#### DATASET RECORDS

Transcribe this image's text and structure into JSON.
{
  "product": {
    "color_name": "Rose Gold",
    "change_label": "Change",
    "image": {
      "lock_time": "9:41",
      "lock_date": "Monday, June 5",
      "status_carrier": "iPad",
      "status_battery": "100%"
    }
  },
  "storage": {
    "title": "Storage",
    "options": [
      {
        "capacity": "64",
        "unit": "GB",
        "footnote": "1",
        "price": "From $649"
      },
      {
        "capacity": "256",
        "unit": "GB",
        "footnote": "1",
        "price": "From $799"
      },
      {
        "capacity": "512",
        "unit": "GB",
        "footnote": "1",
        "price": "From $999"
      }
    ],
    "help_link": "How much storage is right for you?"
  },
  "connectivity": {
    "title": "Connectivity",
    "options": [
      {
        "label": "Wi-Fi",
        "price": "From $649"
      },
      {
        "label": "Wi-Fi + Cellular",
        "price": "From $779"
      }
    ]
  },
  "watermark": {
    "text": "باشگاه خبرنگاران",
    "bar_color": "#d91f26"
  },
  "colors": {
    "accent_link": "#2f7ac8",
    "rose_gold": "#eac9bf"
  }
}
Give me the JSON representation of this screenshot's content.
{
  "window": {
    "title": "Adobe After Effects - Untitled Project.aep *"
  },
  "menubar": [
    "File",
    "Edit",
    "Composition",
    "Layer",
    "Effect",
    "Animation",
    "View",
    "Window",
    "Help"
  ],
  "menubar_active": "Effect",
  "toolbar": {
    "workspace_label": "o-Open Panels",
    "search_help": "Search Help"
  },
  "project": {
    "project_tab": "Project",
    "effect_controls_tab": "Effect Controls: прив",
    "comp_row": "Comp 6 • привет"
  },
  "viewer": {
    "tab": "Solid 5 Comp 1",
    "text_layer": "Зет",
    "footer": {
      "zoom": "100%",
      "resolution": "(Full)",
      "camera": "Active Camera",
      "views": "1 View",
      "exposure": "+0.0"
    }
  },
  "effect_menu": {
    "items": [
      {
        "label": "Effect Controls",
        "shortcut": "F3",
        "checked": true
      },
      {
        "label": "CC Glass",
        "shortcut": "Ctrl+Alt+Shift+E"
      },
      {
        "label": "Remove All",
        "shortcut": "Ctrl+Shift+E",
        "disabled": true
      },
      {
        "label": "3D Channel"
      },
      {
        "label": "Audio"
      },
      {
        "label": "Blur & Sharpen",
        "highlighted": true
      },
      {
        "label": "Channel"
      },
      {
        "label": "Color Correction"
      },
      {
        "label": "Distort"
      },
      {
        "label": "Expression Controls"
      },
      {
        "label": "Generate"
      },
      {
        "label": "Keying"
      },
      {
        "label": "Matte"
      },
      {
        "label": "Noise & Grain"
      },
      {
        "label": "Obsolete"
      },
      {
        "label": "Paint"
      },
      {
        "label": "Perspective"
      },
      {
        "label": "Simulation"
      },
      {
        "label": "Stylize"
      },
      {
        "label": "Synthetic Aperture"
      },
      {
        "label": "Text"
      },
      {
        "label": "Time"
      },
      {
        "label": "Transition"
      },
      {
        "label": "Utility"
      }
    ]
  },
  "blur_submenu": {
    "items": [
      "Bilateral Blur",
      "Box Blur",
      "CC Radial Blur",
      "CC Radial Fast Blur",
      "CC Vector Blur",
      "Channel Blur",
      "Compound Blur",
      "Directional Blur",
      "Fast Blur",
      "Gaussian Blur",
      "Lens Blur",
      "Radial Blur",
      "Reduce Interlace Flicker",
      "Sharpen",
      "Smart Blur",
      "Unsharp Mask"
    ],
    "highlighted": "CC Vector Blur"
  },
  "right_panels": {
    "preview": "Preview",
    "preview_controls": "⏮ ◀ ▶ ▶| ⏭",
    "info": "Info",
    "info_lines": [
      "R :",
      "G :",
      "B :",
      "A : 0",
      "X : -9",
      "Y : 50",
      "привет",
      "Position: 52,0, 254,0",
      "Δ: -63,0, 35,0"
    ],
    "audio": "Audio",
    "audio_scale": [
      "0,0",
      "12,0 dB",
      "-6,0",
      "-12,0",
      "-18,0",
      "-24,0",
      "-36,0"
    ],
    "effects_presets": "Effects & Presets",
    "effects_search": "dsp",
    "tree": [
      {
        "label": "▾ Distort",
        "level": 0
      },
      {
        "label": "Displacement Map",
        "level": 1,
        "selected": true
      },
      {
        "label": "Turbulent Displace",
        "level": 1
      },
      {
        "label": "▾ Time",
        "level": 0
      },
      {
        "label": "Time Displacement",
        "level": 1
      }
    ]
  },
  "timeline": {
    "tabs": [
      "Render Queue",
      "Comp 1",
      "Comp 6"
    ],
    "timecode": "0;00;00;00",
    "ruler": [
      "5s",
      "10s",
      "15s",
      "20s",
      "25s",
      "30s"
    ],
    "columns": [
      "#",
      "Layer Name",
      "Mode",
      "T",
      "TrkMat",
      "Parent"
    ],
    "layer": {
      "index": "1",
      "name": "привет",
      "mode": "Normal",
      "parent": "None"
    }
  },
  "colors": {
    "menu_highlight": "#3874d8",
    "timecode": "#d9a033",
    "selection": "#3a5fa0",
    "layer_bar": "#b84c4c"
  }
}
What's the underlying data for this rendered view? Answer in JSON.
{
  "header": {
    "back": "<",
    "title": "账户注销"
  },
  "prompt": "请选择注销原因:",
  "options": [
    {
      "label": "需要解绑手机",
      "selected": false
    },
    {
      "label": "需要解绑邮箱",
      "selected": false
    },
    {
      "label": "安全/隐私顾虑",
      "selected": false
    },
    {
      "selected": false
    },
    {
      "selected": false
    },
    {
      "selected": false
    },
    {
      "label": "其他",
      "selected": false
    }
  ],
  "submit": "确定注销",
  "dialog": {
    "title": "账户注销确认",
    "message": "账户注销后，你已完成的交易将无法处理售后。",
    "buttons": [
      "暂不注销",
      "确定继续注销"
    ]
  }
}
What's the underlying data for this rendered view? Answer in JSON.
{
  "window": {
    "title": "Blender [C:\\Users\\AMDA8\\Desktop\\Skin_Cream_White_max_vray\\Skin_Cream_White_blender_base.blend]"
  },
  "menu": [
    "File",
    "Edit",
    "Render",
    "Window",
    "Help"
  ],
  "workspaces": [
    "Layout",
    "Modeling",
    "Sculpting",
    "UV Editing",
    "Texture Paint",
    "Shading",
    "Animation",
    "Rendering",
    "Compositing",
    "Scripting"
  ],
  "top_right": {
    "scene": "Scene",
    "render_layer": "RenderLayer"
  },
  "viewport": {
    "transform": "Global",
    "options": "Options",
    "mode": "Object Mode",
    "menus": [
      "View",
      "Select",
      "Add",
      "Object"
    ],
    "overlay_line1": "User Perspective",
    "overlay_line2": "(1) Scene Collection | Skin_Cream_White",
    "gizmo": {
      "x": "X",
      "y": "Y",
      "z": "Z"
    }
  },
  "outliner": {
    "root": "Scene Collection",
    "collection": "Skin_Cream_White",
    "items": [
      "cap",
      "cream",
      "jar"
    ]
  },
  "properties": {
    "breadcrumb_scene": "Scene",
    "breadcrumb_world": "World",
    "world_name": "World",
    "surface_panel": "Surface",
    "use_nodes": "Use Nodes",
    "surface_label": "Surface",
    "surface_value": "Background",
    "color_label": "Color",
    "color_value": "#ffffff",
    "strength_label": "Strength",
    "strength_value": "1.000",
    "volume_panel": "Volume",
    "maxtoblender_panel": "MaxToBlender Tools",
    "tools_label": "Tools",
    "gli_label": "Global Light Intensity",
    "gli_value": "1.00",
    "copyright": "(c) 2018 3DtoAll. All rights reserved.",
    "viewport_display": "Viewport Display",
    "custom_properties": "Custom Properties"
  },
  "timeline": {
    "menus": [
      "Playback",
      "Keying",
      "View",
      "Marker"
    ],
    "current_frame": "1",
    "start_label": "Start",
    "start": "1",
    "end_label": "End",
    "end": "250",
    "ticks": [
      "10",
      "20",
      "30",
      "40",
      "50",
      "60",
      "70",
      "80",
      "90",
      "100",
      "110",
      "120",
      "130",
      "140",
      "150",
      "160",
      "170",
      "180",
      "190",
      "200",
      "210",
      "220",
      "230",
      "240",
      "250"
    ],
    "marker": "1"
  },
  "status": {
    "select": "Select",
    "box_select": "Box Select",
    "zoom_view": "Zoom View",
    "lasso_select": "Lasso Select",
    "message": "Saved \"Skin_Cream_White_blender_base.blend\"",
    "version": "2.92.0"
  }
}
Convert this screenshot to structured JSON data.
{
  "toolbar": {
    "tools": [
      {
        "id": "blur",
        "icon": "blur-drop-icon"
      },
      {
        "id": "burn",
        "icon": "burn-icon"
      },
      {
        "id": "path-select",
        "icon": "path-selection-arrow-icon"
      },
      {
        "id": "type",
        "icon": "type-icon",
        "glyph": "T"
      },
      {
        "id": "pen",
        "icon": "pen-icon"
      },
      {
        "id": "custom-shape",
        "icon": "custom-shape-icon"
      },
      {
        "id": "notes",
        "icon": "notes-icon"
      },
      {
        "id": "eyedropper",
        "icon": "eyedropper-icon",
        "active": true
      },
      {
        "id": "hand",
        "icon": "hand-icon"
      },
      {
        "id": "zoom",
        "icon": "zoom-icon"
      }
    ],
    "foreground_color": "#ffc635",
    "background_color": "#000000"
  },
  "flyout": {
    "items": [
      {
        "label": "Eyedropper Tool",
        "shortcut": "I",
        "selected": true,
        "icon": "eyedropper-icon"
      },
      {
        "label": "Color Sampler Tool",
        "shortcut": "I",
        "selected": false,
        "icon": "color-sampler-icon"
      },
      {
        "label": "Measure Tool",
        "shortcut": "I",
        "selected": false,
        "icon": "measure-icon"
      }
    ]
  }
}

########

Indicate how many lines of the material contain the string "this", giving the number and nothing more.

5